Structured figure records
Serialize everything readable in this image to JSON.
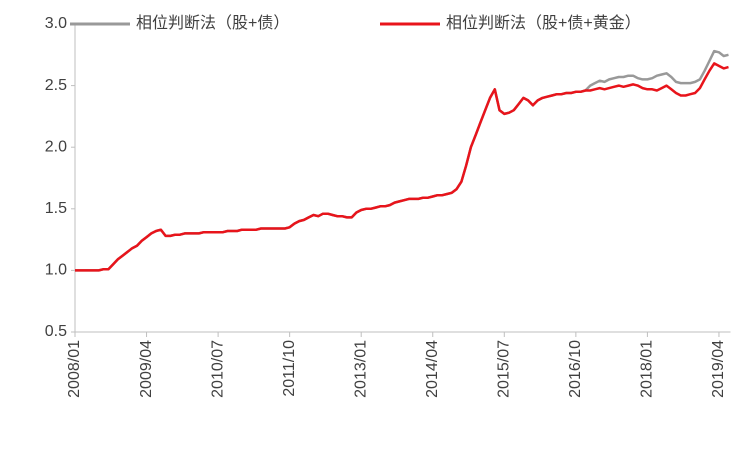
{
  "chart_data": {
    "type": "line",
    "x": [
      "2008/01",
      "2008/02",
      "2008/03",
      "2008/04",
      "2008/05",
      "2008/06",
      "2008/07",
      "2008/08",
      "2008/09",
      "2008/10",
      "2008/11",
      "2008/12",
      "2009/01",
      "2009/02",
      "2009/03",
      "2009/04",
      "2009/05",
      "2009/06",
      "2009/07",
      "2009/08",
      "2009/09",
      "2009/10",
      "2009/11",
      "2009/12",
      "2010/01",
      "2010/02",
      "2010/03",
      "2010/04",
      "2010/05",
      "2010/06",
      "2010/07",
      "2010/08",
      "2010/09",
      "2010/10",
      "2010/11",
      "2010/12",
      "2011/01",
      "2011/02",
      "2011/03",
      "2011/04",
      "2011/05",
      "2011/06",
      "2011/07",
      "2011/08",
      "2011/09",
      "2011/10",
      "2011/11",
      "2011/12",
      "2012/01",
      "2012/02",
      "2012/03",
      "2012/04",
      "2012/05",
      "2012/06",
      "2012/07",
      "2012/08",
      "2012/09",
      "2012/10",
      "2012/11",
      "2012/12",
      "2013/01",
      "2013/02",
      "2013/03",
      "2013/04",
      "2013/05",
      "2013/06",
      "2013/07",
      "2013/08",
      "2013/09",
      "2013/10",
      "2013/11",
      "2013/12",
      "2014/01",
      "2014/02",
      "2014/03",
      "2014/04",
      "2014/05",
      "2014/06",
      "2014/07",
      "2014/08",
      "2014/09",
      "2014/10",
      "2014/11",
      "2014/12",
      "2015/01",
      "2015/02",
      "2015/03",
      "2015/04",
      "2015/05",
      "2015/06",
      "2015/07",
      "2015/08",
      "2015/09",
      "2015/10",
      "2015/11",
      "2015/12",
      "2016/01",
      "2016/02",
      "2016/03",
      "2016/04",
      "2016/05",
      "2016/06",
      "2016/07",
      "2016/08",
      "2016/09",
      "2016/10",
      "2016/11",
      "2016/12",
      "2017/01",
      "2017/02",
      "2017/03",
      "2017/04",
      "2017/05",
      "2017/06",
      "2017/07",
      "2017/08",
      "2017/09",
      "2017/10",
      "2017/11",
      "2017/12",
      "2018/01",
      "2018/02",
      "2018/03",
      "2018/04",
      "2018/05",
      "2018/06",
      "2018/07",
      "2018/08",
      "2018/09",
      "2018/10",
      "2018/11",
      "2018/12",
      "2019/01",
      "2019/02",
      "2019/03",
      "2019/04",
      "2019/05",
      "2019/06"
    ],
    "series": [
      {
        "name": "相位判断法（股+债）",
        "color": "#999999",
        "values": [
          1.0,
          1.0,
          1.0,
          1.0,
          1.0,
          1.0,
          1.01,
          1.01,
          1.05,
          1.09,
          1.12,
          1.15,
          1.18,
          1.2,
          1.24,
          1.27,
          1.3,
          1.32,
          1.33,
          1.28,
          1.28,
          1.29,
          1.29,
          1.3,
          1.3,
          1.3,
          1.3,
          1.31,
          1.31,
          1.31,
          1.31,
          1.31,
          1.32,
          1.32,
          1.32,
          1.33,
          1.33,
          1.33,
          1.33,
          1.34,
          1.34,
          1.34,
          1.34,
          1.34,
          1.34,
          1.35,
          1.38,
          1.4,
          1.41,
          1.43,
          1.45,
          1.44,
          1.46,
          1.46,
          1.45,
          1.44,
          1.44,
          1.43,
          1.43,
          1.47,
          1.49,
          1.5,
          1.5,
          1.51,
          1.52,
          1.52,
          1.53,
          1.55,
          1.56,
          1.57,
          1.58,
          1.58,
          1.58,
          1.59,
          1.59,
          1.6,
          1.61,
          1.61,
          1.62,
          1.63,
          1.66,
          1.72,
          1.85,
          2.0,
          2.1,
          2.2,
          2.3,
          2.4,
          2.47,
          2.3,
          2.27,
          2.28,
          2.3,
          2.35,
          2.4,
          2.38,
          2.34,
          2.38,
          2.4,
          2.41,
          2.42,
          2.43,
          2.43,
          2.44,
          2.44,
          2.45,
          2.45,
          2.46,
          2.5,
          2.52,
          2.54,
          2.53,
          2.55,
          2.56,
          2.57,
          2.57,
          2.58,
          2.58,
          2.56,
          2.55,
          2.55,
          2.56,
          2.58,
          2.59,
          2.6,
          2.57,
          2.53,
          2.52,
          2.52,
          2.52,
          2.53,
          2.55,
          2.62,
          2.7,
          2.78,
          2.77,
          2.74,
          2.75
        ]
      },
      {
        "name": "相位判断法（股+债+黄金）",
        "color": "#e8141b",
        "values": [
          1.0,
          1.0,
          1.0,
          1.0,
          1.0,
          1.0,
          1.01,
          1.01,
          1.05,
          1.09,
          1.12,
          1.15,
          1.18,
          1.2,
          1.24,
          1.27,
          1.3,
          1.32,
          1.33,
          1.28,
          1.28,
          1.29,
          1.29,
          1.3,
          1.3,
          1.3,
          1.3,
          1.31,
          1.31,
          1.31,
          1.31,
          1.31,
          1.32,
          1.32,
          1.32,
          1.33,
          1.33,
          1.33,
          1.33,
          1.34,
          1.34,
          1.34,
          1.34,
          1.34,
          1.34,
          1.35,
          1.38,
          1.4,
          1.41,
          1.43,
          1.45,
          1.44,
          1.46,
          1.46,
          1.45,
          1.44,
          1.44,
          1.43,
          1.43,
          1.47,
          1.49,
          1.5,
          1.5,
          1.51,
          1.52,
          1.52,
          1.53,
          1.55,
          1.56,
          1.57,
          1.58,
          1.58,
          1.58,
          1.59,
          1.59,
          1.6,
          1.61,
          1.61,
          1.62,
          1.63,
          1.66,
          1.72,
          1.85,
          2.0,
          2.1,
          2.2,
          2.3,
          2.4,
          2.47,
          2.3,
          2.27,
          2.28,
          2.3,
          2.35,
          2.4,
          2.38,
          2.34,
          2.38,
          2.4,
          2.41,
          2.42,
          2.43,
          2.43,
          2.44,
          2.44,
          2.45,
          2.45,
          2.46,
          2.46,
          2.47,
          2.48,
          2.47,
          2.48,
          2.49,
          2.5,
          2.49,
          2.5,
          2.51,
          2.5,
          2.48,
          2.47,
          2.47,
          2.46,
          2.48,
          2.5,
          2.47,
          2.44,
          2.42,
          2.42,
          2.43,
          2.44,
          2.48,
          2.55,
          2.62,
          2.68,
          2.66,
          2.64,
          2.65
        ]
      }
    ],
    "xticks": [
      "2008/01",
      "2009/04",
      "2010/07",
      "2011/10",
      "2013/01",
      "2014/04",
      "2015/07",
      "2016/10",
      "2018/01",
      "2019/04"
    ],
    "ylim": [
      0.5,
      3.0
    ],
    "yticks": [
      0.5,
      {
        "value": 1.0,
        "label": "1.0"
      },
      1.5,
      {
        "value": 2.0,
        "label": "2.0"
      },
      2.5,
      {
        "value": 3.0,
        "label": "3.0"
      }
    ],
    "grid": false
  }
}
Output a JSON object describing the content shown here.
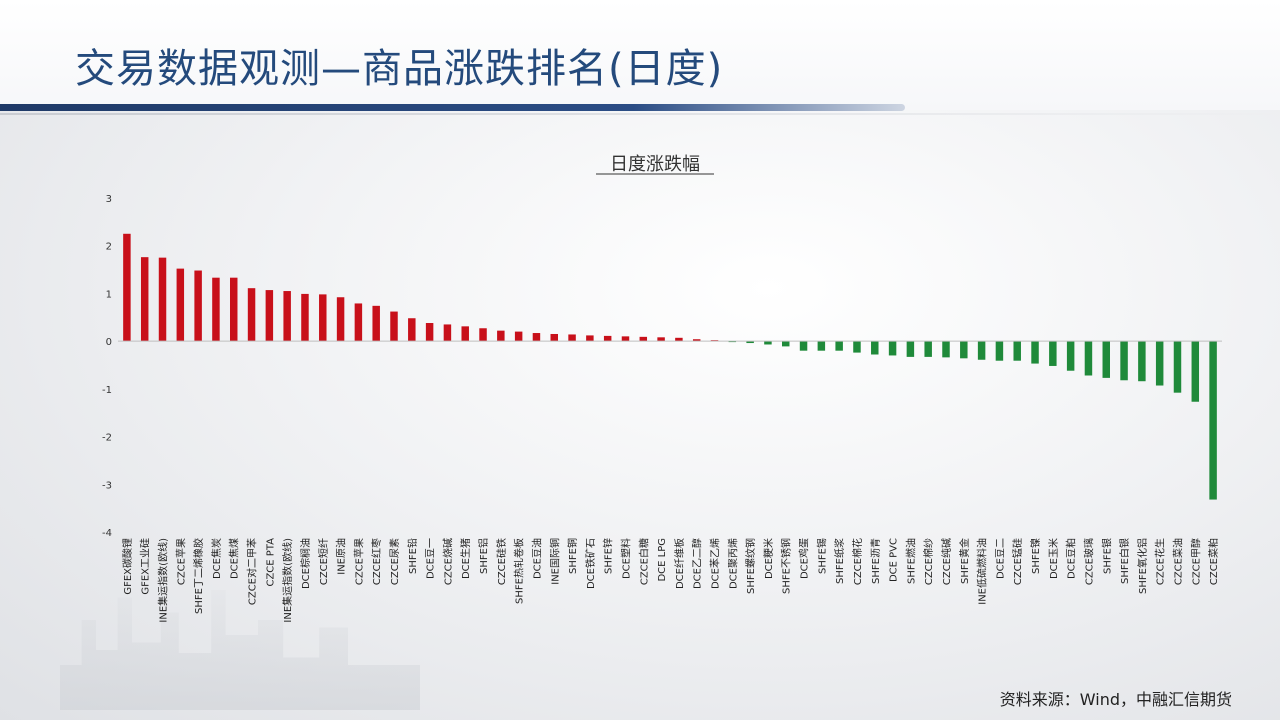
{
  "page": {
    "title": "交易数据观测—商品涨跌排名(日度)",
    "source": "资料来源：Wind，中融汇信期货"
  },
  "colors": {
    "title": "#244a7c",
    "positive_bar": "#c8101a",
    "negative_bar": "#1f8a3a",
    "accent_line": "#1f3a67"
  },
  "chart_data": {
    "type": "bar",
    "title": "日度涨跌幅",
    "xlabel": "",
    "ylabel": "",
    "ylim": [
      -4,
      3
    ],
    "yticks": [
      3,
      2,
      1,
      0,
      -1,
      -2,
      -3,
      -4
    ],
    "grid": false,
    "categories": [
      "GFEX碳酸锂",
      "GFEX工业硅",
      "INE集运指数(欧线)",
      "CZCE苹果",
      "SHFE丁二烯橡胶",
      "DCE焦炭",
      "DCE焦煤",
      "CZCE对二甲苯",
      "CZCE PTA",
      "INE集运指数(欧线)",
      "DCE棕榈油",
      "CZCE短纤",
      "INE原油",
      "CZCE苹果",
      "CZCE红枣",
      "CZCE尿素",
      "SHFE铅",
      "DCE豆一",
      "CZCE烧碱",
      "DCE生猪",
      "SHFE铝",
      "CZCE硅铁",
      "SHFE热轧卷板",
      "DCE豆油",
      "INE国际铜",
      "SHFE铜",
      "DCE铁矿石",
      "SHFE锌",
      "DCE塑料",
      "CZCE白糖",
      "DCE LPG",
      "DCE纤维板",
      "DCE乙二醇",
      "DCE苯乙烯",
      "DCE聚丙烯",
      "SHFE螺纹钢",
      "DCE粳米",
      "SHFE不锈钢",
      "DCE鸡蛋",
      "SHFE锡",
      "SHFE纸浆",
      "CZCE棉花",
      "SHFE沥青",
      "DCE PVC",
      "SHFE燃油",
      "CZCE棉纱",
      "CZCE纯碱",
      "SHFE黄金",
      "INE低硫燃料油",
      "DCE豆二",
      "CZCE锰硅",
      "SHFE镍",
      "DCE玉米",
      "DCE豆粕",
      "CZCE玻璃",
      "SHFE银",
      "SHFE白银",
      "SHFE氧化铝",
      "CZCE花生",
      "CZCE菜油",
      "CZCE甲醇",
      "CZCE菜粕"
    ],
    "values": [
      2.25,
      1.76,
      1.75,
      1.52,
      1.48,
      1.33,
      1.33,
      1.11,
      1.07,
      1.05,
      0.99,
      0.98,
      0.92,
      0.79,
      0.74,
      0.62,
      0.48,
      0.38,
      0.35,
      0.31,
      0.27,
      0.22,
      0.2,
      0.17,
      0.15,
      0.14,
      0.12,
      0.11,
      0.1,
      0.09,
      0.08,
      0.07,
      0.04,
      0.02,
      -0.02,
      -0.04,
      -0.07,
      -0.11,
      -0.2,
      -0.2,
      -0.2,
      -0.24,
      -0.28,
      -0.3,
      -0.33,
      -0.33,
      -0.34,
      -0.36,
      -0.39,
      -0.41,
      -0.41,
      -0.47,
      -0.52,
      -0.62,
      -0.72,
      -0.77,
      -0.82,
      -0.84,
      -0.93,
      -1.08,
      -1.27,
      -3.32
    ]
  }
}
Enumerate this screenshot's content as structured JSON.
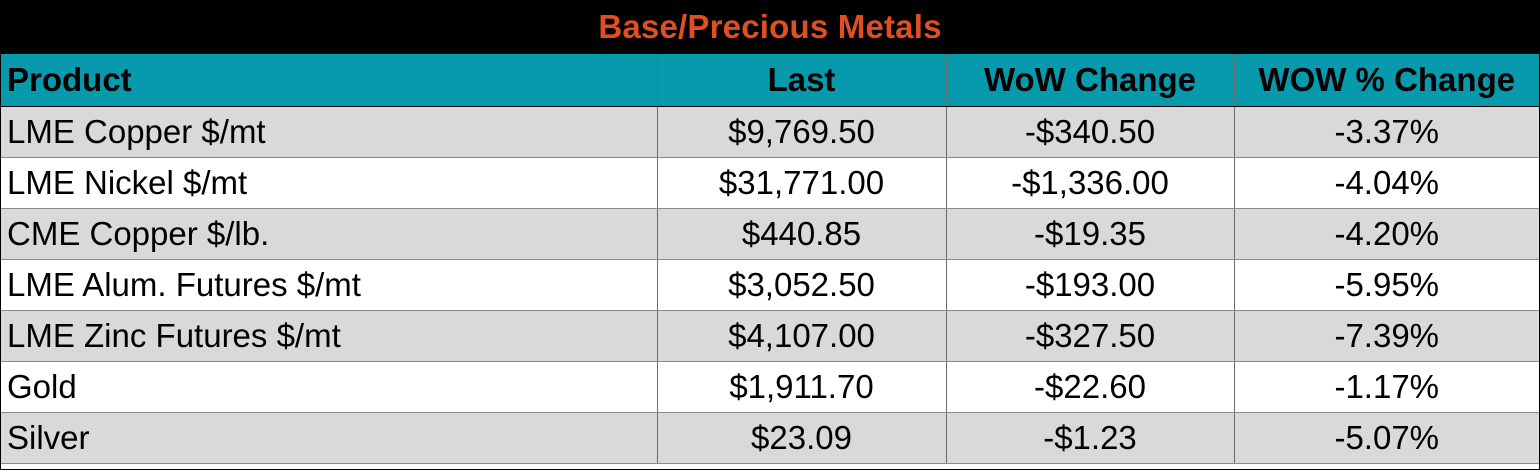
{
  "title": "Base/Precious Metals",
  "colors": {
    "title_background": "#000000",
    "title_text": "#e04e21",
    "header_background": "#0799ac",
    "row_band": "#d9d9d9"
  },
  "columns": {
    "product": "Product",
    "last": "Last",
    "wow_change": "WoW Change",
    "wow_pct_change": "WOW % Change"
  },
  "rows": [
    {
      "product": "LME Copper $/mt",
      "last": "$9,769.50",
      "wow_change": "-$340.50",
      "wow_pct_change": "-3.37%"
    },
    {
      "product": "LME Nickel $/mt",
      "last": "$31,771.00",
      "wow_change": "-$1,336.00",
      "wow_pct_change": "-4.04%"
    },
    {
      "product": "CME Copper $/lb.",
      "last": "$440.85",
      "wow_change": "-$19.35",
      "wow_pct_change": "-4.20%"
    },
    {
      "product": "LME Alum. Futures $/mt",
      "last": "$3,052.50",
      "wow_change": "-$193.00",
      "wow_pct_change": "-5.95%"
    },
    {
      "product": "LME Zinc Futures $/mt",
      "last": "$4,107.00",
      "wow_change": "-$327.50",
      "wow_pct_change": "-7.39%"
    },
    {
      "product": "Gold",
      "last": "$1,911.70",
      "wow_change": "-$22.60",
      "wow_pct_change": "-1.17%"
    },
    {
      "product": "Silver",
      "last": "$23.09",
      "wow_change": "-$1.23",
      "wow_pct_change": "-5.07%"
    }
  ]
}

EXERCISE DETAILS
Across the preceding material, how many lines contain the word "last"? State the number alone.

TASK RESPONSE
8